Oefendoel: Zet de alinea die begint met „Het gaat dan om uiterlijkheden” uit het fragment hieronder om in een beknopte opsomming en behoud daarbij de belangrijkste feiten.

Te lezen fragment:
Christus (11de eeuw) Abdij van Sto. Domingo de Silos Bas-reliëf |
![]() |
Je kunt de verhalen over Jezus op verschillende manieren
lezen. Je kunt ze lezen alsof het gaat om levenslessen: hoe
ziet het leven van een Christen eruit? Wat is Christelijk? Hoe
moet ik als goede leerling van Jezus leven?
Het gaat dan om uiterlijkheden. Wie zo leest beluistert in de
lezing van vandaag twee levenslessen: 1. Wees bescheiden! En
2: Wees goed jegens mensen, zonder daarvoor iets terug te
verwachten!
Deze manier van lezen gaat ervan uit dat de evangelisten
beschrijven wat Jezus in zijn leven deed en en wat hij leerde.

Gegevensrecords:
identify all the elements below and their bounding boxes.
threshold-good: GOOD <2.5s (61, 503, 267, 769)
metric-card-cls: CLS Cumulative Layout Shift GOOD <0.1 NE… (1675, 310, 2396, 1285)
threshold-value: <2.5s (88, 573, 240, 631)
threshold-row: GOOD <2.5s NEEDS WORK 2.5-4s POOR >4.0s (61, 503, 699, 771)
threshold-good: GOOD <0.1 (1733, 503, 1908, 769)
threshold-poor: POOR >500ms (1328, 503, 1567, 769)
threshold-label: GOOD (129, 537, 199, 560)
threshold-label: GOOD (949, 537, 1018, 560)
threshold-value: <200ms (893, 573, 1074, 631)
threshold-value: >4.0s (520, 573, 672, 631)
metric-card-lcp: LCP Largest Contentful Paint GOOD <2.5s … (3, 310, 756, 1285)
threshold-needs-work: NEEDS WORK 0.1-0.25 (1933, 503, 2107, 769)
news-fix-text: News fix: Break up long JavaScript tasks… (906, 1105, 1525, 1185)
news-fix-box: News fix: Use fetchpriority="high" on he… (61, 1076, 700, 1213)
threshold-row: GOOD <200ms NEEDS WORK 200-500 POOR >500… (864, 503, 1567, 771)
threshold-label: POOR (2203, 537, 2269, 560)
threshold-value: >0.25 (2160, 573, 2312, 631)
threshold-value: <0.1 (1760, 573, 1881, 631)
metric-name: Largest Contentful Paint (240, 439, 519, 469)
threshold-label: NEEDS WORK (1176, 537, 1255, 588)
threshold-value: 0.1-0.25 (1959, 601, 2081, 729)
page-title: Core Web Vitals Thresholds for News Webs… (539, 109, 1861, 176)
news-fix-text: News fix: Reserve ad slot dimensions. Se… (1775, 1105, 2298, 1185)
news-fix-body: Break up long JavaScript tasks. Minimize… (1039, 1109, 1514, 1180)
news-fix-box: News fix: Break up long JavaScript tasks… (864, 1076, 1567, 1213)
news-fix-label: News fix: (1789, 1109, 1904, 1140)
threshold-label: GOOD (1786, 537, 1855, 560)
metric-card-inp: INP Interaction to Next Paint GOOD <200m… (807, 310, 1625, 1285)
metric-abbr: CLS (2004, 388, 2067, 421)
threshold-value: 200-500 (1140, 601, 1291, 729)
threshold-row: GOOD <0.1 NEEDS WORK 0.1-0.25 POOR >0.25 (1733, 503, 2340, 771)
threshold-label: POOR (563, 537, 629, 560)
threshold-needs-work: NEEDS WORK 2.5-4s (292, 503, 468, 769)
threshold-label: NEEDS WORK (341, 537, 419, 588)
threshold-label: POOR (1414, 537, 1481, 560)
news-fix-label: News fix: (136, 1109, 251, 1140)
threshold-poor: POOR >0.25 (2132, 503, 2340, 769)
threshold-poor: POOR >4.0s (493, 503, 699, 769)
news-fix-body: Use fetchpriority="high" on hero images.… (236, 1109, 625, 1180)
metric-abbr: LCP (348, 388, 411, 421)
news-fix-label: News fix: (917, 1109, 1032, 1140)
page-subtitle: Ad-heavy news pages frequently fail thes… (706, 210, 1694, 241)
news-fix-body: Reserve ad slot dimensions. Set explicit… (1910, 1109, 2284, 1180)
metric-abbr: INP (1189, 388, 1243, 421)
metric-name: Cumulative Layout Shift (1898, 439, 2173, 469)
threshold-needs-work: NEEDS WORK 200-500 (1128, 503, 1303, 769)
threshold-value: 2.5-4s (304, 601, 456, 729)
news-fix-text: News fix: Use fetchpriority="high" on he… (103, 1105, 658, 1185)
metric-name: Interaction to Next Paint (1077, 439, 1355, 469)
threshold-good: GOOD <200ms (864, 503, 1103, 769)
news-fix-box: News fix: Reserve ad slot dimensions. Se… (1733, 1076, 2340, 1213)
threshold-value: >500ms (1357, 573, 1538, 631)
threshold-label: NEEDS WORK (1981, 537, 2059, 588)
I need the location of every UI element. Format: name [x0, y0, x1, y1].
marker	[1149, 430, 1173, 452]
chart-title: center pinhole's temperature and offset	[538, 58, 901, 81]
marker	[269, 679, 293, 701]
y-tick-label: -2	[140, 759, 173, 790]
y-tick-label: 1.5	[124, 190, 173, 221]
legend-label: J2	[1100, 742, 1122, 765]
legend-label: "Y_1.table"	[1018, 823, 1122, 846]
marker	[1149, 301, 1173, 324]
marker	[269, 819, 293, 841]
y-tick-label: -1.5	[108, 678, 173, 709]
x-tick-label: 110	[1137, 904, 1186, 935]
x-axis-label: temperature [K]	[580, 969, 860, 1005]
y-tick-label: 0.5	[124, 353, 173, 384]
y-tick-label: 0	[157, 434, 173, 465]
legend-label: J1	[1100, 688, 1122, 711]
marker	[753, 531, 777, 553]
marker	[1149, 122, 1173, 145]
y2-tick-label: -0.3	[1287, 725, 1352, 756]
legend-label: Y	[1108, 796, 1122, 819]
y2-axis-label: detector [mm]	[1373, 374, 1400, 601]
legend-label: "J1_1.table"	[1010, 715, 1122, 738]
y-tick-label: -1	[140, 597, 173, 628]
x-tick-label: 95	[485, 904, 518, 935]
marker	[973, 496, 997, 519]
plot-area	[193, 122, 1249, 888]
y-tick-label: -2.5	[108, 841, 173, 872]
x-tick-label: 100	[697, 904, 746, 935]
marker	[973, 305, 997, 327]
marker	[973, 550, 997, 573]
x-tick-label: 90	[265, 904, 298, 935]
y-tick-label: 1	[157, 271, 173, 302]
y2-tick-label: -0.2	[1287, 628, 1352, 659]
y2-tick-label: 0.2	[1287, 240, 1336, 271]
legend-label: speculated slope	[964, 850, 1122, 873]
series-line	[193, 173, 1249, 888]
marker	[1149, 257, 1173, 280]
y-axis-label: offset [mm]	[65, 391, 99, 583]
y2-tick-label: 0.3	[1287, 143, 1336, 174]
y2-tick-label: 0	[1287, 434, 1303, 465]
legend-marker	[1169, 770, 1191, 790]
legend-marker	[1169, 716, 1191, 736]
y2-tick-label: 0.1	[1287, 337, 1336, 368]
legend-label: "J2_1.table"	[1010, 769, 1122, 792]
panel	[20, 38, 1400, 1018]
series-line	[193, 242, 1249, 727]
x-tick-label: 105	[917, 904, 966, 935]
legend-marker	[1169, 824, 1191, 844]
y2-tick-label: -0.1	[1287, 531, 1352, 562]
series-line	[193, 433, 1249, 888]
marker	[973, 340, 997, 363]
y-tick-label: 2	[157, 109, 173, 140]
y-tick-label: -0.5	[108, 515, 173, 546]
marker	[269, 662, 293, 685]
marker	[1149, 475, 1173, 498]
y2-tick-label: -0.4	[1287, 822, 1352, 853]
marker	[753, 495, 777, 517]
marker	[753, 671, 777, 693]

Definitief antwoord:
- Bij deze manier van lezen gaat het om uiterlijkheden.
- Wie zo leest, hoort in de lezing van vandaag twee levenslessen:
  1. Wees bescheiden.
  2. Wees goed voor mensen zonder er iets voor terug te verwachten.